- _Exercise details_
Search the records for the word "proteínas" and pick out every line that has it.

- _Source material_
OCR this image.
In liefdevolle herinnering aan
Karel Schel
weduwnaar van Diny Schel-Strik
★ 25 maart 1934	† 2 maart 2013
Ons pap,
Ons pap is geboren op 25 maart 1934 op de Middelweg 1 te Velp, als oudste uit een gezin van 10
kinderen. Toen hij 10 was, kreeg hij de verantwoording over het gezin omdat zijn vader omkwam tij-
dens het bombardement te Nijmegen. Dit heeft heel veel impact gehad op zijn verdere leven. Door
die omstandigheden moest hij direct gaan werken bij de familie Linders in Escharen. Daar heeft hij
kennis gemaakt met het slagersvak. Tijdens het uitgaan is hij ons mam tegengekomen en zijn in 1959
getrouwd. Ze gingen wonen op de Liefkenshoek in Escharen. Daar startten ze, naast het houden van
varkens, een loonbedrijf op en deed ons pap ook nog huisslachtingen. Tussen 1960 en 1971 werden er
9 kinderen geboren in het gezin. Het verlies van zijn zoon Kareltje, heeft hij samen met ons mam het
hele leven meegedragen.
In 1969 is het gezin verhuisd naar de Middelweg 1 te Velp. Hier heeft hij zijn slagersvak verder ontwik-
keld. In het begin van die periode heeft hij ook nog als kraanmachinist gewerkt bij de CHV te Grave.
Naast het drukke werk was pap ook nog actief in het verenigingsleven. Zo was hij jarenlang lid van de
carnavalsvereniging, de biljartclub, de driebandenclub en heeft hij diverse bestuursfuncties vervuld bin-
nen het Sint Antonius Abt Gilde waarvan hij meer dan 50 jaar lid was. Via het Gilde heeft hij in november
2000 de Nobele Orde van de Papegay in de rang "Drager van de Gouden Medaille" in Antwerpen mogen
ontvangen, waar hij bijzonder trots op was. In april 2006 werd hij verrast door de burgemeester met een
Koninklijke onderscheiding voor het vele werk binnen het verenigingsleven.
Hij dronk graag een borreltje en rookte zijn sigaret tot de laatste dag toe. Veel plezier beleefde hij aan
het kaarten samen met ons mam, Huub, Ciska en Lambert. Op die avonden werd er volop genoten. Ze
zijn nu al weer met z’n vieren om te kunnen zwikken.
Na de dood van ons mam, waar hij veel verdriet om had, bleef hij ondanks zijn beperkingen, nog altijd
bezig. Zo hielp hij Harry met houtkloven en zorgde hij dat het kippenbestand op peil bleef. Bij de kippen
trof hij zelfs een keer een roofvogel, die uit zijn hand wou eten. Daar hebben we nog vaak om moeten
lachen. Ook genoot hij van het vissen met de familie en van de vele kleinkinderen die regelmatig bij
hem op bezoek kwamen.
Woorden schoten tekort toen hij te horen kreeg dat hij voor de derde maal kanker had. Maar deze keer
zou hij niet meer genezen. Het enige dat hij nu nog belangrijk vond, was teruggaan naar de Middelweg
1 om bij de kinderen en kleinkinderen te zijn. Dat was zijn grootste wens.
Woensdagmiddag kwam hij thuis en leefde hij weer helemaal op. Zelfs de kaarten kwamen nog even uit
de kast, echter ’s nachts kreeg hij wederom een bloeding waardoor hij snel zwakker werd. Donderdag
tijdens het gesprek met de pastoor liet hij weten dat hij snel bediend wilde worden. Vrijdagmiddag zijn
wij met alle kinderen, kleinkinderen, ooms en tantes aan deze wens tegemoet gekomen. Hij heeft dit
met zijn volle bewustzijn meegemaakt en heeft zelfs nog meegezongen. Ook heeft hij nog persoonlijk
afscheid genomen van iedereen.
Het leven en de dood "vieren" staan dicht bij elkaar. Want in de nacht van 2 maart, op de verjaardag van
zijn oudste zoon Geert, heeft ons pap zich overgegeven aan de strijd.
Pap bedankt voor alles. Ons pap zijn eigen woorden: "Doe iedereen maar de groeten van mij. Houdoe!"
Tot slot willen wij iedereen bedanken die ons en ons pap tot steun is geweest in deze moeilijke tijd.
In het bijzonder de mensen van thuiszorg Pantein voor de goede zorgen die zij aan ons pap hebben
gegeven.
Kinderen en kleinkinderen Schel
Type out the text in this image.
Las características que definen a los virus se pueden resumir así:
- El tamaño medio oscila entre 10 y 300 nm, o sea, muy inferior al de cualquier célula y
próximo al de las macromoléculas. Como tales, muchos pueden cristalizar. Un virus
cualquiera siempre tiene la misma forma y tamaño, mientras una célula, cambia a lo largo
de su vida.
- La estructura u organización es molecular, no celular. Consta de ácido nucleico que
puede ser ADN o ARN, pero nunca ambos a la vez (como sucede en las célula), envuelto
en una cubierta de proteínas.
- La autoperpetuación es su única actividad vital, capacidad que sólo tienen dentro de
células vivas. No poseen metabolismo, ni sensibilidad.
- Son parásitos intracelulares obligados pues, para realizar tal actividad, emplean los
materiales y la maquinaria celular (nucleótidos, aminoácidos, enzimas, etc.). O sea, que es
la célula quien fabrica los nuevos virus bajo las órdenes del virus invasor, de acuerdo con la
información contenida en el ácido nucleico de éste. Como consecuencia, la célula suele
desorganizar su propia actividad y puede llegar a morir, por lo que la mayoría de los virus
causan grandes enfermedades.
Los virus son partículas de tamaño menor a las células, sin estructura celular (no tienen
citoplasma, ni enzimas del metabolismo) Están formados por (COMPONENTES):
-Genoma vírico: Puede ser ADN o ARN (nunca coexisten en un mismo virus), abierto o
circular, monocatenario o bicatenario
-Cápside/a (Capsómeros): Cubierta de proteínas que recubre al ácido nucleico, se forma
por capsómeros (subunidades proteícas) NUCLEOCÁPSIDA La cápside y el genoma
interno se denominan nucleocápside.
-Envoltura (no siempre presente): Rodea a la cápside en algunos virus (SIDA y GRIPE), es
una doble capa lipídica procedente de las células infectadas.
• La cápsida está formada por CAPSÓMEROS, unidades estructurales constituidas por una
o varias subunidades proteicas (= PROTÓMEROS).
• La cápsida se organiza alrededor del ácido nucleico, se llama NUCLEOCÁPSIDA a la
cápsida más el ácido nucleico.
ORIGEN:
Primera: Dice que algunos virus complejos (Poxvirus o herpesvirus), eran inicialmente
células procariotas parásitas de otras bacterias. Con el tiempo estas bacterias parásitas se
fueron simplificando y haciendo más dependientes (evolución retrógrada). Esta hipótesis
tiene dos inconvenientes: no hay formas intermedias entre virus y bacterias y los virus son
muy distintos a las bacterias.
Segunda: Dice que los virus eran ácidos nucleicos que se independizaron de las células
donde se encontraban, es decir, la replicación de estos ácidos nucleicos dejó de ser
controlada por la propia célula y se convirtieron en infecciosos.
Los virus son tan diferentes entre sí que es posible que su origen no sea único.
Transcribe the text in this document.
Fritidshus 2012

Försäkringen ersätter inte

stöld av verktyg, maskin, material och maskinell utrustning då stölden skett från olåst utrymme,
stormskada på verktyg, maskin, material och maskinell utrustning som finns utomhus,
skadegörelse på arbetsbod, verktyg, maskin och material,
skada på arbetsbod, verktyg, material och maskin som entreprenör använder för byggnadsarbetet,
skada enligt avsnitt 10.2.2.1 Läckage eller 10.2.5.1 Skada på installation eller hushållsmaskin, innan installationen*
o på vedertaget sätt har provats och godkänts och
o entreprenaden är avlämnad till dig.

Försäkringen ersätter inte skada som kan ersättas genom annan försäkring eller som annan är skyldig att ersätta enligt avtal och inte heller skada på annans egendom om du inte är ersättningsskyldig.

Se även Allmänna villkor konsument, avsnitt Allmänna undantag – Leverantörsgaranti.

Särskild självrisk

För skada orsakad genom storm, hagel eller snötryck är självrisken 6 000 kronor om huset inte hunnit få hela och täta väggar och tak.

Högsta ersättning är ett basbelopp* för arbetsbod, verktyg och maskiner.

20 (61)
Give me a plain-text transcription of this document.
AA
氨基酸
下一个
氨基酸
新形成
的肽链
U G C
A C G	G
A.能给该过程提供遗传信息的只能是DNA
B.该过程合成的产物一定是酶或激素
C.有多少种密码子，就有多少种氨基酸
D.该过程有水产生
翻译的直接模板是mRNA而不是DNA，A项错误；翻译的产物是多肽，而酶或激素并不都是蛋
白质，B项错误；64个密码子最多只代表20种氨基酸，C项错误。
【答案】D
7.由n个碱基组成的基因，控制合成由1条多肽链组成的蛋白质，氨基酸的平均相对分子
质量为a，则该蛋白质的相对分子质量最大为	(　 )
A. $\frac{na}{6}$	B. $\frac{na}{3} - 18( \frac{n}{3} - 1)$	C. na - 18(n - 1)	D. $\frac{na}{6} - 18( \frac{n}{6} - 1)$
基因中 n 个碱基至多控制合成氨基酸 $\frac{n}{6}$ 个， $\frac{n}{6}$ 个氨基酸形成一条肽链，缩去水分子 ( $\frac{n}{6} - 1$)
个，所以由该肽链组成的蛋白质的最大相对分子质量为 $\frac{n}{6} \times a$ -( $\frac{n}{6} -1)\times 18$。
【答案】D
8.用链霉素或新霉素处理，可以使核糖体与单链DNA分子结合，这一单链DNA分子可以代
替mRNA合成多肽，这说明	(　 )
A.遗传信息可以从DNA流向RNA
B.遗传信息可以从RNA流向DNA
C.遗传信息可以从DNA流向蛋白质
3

- _Response to this exercise_
en una cubierta de proteínas.
-Cápside/a (Capsómeros): Cubierta de proteínas que recubre al ácido nucleico, se forma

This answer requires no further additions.